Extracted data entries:
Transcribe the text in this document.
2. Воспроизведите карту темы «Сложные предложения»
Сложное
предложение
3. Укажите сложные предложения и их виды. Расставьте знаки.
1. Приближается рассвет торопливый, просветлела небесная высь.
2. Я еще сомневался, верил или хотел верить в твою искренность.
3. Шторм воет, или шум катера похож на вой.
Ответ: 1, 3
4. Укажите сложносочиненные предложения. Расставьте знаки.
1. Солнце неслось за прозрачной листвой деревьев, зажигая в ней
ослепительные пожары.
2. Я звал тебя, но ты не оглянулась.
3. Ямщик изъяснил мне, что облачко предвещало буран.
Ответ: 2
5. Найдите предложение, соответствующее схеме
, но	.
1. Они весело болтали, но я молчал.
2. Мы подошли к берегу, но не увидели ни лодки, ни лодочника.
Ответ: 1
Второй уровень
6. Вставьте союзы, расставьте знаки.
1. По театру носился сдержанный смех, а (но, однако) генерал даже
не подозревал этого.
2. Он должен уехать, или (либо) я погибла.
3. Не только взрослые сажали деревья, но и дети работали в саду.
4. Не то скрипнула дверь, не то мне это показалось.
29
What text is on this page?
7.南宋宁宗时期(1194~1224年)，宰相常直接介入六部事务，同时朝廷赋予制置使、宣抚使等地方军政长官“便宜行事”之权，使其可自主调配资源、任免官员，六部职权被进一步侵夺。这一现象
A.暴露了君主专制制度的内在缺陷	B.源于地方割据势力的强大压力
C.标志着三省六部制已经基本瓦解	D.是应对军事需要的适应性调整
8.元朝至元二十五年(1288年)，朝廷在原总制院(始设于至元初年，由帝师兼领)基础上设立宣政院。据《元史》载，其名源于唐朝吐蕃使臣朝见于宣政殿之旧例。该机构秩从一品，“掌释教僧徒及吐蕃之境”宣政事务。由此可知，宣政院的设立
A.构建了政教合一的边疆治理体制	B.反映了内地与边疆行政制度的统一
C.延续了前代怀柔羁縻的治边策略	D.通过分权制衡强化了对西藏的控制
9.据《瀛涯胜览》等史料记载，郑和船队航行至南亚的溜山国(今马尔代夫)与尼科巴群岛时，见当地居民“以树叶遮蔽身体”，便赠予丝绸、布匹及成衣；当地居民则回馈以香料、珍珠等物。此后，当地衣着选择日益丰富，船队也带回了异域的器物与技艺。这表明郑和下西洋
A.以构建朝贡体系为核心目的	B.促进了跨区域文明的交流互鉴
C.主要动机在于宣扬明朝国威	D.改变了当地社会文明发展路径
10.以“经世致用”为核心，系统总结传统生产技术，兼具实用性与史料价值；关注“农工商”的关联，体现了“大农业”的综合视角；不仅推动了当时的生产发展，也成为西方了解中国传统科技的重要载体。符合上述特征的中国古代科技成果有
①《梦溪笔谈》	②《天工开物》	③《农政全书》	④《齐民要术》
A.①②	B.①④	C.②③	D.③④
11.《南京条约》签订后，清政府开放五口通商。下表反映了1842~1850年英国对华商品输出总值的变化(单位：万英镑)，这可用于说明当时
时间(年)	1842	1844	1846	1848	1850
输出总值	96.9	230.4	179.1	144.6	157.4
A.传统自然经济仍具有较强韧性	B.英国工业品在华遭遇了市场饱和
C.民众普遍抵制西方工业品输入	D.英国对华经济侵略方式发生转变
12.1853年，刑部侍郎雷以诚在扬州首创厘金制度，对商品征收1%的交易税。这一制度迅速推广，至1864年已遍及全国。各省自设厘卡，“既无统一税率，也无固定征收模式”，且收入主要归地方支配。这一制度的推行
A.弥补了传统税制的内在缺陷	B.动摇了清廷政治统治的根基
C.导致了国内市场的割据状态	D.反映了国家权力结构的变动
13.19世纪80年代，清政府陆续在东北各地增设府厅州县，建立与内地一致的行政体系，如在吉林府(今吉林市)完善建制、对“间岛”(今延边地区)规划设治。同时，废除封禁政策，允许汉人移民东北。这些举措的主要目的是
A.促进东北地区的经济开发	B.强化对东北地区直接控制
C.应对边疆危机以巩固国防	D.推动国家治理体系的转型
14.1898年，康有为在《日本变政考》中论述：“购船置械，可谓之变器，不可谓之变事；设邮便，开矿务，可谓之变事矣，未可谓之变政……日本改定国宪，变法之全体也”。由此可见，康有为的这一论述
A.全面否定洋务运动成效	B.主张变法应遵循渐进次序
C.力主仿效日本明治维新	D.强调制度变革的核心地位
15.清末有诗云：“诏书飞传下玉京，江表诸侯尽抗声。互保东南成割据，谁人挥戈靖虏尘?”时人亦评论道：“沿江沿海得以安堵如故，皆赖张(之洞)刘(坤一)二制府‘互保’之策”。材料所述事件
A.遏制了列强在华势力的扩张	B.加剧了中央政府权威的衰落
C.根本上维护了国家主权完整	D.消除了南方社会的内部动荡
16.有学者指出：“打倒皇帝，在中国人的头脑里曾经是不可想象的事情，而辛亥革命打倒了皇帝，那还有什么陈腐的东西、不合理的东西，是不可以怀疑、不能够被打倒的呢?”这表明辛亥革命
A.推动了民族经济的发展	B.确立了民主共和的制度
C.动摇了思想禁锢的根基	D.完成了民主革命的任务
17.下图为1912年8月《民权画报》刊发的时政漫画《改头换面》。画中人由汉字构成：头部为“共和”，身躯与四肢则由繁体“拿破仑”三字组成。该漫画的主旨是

● **Stated problem**:
All of the lines above need to be given again exactly.

● **Response**:
Transcribe the text in this document.
2. Воспроизведите карту темы «Сложные предложения»
Сложное
предложение
3. Укажите сложные предложения и их виды. Расставьте знаки.
1. Приближается рассвет торопливый, просветлела небесная высь.
2. Я еще сомневался, верил или хотел верить в твою искренность.
3. Шторм воет, или шум катера похож на вой.
Ответ: 1, 3
4. Укажите сложносочиненные предложения. Расставьте знаки.
1. Солнце неслось за прозрачной листвой деревьев, зажигая в ней
ослепительные пожары.
2. Я звал тебя, но ты не оглянулась.
3. Ямщик изъяснил мне, что облачко предвещало буран.
Ответ: 2
5. Найдите предложение, соответствующее схеме
, но	.
1. Они весело болтали, но я молчал.
2. Мы подошли к берегу, но не увидели ни лодки, ни лодочника.
Ответ: 1
Второй уровень
6. Вставьте союзы, расставьте знаки.
1. По театру носился сдержанный смех, а (но, однако) генерал даже
не подозревал этого.
2. Он должен уехать, или (либо) я погибла.
3. Не только взрослые сажали деревья, но и дети работали в саду.
4. Не то скрипнула дверь, не то мне это показалось.
29
What text is on this page?
7.南宋宁宗时期(1194~1224年)，宰相常直接介入六部事务，同时朝廷赋予制置使、宣抚使等地方军政长官“便宜行事”之权，使其可自主调配资源、任免官员，六部职权被进一步侵夺。这一现象
A.暴露了君主专制制度的内在缺陷	B.源于地方割据势力的强大压力
C.标志着三省六部制已经基本瓦解	D.是应对军事需要的适应性调整
8.元朝至元二十五年(1288年)，朝廷在原总制院(始设于至元初年，由帝师兼领)基础上设立宣政院。据《元史》载，其名源于唐朝吐蕃使臣朝见于宣政殿之旧例。该机构秩从一品，“掌释教僧徒及吐蕃之境”宣政事务。由此可知，宣政院的设立
A.构建了政教合一的边疆治理体制	B.反映了内地与边疆行政制度的统一
C.延续了前代怀柔羁縻的治边策略	D.通过分权制衡强化了对西藏的控制
9.据《瀛涯胜览》等史料记载，郑和船队航行至南亚的溜山国(今马尔代夫)与尼科巴群岛时，见当地居民“以树叶遮蔽身体”，便赠予丝绸、布匹及成衣；当地居民则回馈以香料、珍珠等物。此后，当地衣着选择日益丰富，船队也带回了异域的器物与技艺。这表明郑和下西洋
A.以构建朝贡体系为核心目的	B.促进了跨区域文明的交流互鉴
C.主要动机在于宣扬明朝国威	D.改变了当地社会文明发展路径
10.以“经世致用”为核心，系统总结传统生产技术，兼具实用性与史料价值；关注“农工商”的关联，体现了“大农业”的综合视角；不仅推动了当时的生产发展，也成为西方了解中国传统科技的重要载体。符合上述特征的中国古代科技成果有
①《梦溪笔谈》	②《天工开物》	③《农政全书》	④《齐民要术》
A.①②	B.①④	C.②③	D.③④
11.《南京条约》签订后，清政府开放五口通商。下表反映了1842~1850年英国对华商品输出总值的变化(单位：万英镑)，这可用于说明当时
时间(年)	1842	1844	1846	1848	1850
输出总值	96.9	230.4	179.1	144.6	157.4
A.传统自然经济仍具有较强韧性	B.英国工业品在华遭遇了市场饱和
C.民众普遍抵制西方工业品输入	D.英国对华经济侵略方式发生转变
12.1853年，刑部侍郎雷以诚在扬州首创厘金制度，对商品征收1%的交易税。这一制度迅速推广，至1864年已遍及全国。各省自设厘卡，“既无统一税率，也无固定征收模式”，且收入主要归地方支配。这一制度的推行
A.弥补了传统税制的内在缺陷	B.动摇了清廷政治统治的根基
C.导致了国内市场的割据状态	D.反映了国家权力结构的变动
13.19世纪80年代，清政府陆续在东北各地增设府厅州县，建立与内地一致的行政体系，如在吉林府(今吉林市)完善建制、对“间岛”(今延边地区)规划设治。同时，废除封禁政策，允许汉人移民东北。这些举措的主要目的是
A.促进东北地区的经济开发	B.强化对东北地区直接控制
C.应对边疆危机以巩固国防	D.推动国家治理体系的转型
14.1898年，康有为在《日本变政考》中论述：“购船置械，可谓之变器，不可谓之变事；设邮便，开矿务，可谓之变事矣，未可谓之变政……日本改定国宪，变法之全体也”。由此可见，康有为的这一论述
A.全面否定洋务运动成效	B.主张变法应遵循渐进次序
C.力主仿效日本明治维新	D.强调制度变革的核心地位
15.清末有诗云：“诏书飞传下玉京，江表诸侯尽抗声。互保东南成割据，谁人挥戈靖虏尘?”时人亦评论道：“沿江沿海得以安堵如故，皆赖张(之洞)刘(坤一)二制府‘互保’之策”。材料所述事件
A.遏制了列强在华势力的扩张	B.加剧了中央政府权威的衰落
C.根本上维护了国家主权完整	D.消除了南方社会的内部动荡
16.有学者指出：“打倒皇帝，在中国人的头脑里曾经是不可想象的事情，而辛亥革命打倒了皇帝，那还有什么陈腐的东西、不合理的东西，是不可以怀疑、不能够被打倒的呢?”这表明辛亥革命
A.推动了民族经济的发展	B.确立了民主共和的制度
C.动摇了思想禁锢的根基	D.完成了民主革命的任务
17.下图为1912年8月《民权画报》刊发的时政漫画《改头换面》。画中人由汉字构成：头部为“共和”，身躯与四肢则由繁体“拿破仑”三字组成。该漫画的主旨是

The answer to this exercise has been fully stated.